Problem description =
Below are the records; locate each line with the word "label" and copy it.

Records =
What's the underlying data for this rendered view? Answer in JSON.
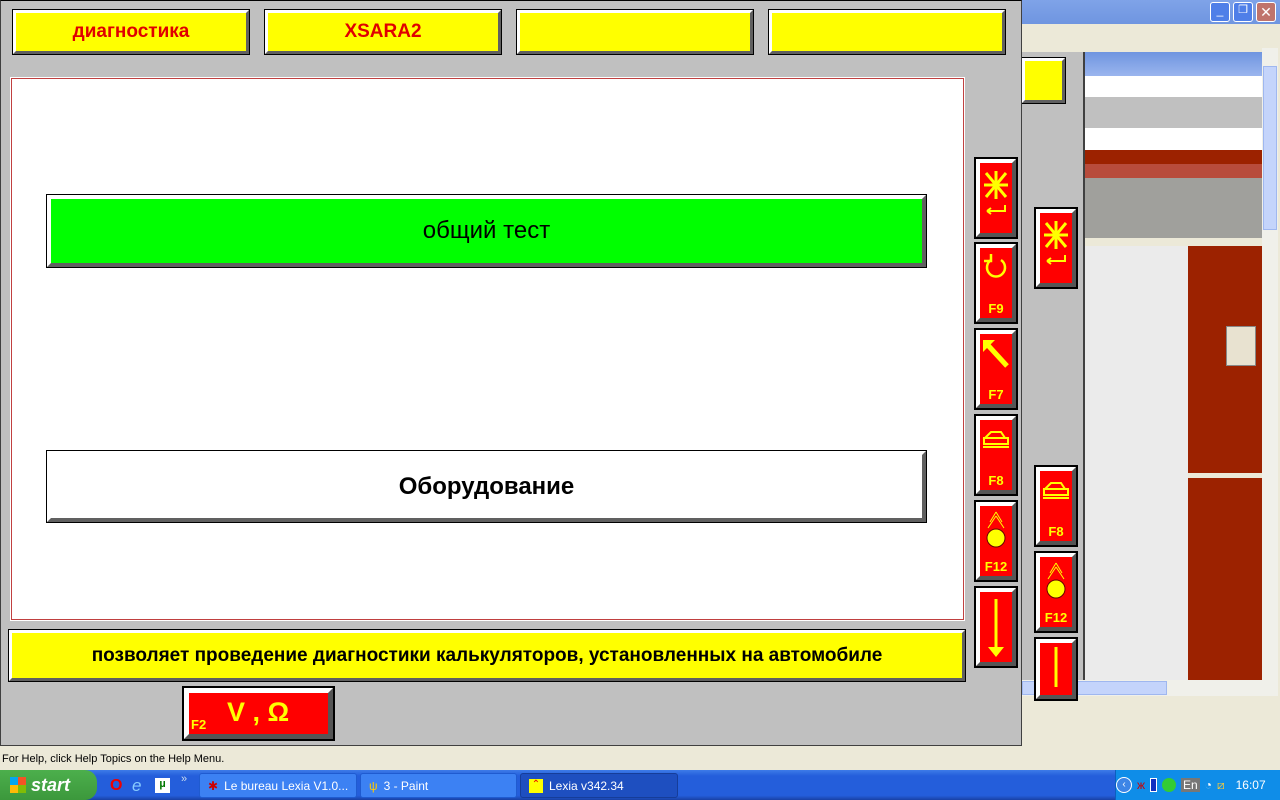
{
  "lexia": {
    "top_buttons": [
      "диагностика",
      "XSARA2",
      "",
      ""
    ],
    "menu_items": [
      {
        "label": "общий тест",
        "color": "#00ff00"
      },
      {
        "label": "Оборудование",
        "color": "#ffffff"
      }
    ],
    "side_buttons": [
      {
        "icon": "cancel-enter-icon",
        "key": ""
      },
      {
        "icon": "undo-icon",
        "key": "F9"
      },
      {
        "icon": "arrow-up-left-icon",
        "key": "F7"
      },
      {
        "icon": "print-icon",
        "key": "F8"
      },
      {
        "icon": "globe-signal-icon",
        "key": "F12"
      },
      {
        "icon": "arrow-down-icon",
        "key": ""
      }
    ],
    "description": "позволяет проведение диагностики калькуляторов, установленных на автомобиле",
    "measure_button": {
      "key": "F2",
      "label": "V , Ω"
    }
  },
  "background_window": {
    "side_buttons": [
      {
        "key": ""
      },
      {
        "key": "F8"
      },
      {
        "key": "F12"
      }
    ]
  },
  "status_bar": "For Help, click Help Topics on the Help Menu.",
  "taskbar": {
    "start": "start",
    "tasks": [
      "Le bureau Lexia V1.0...",
      "3 - Paint",
      "Lexia v342.34"
    ],
    "language": "En",
    "clock": "16:07"
  },
  "colors": {
    "yellow": "#ffff00",
    "red": "#ff0000",
    "green": "#00ff00",
    "panel": "#c0c0c0"
  }
}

In response =
        "label": "общий тест",
        "label": "Оборудование",
      "label": "V , Ω"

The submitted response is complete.